[Figure record listings]

* Begin *

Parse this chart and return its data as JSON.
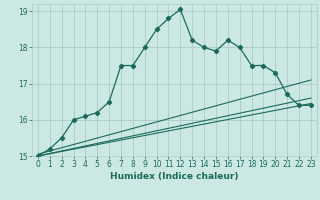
{
  "xlabel": "Humidex (Indice chaleur)",
  "background_color": "#cce8e4",
  "grid_color": "#aaccc8",
  "line_color": "#1a6b5a",
  "xlim": [
    -0.5,
    23.5
  ],
  "ylim": [
    15,
    19.2
  ],
  "xticks": [
    0,
    1,
    2,
    3,
    4,
    5,
    6,
    7,
    8,
    9,
    10,
    11,
    12,
    13,
    14,
    15,
    16,
    17,
    18,
    19,
    20,
    21,
    22,
    23
  ],
  "yticks": [
    15,
    16,
    17,
    18,
    19
  ],
  "series1_x": [
    0,
    1,
    2,
    3,
    4,
    5,
    6,
    7,
    8,
    9,
    10,
    11,
    12,
    13,
    14,
    15,
    16,
    17,
    18,
    19,
    20,
    21,
    22,
    23
  ],
  "series1_y": [
    15.0,
    15.2,
    15.5,
    16.0,
    16.1,
    16.2,
    16.5,
    17.5,
    17.5,
    18.0,
    18.5,
    18.8,
    19.05,
    18.2,
    18.0,
    17.9,
    18.2,
    18.0,
    17.5,
    17.5,
    17.3,
    16.7,
    16.4,
    16.4
  ],
  "trend1_x": [
    0,
    23
  ],
  "trend1_y": [
    15.0,
    16.45
  ],
  "trend2_x": [
    0,
    23
  ],
  "trend2_y": [
    15.0,
    16.6
  ],
  "trend3_x": [
    0,
    23
  ],
  "trend3_y": [
    15.05,
    17.1
  ]
}
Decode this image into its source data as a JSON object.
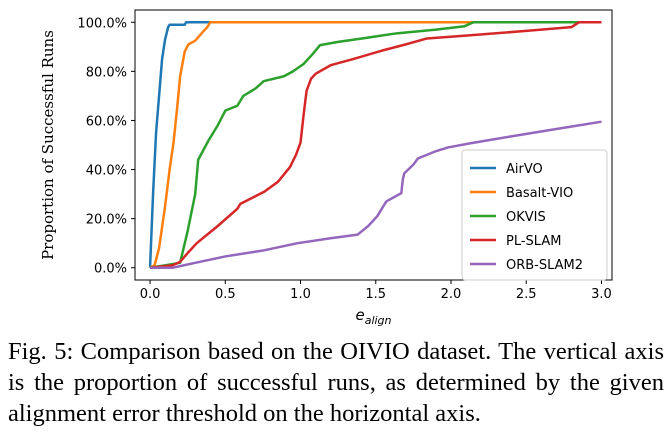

* End *

» **JOB**
Exclude all images and restate the records above word for word.

» **EXERCISE ANSWER**
Parse this chart and return its data as JSON.
{
  "xlabel": "Humidex (Indice chaleur)",
  "background_color": "#cce8e4",
  "grid_color": "#aaccc8",
  "line_color": "#1a6b5a",
  "xlim": [
    -0.5,
    23.5
  ],
  "ylim": [
    15,
    19.2
  ],
  "xticks": [
    0,
    1,
    2,
    3,
    4,
    5,
    6,
    7,
    8,
    9,
    10,
    11,
    12,
    13,
    14,
    15,
    16,
    17,
    18,
    19,
    20,
    21,
    22,
    23
  ],
  "yticks": [
    15,
    16,
    17,
    18,
    19
  ],
  "series1_x": [
    0,
    1,
    2,
    3,
    4,
    5,
    6,
    7,
    8,
    9,
    10,
    11,
    12,
    13,
    14,
    15,
    16,
    17,
    18,
    19,
    20,
    21,
    22,
    23
  ],
  "series1_y": [
    15.0,
    15.2,
    15.5,
    16.0,
    16.1,
    16.2,
    16.5,
    17.5,
    17.5,
    18.0,
    18.5,
    18.8,
    19.05,
    18.2,
    18.0,
    17.9,
    18.2,
    18.0,
    17.5,
    17.5,
    17.3,
    16.7,
    16.4,
    16.4
  ],
  "trend1_x": [
    0,
    23
  ],
  "trend1_y": [
    15.0,
    16.45
  ],
  "trend2_x": [
    0,
    23
  ],
  "trend2_y": [
    15.0,
    16.6
  ],
  "trend3_x": [
    0,
    23
  ],
  "trend3_y": [
    15.05,
    17.1
  ]
}
Decode this image into its source data as a JSON object.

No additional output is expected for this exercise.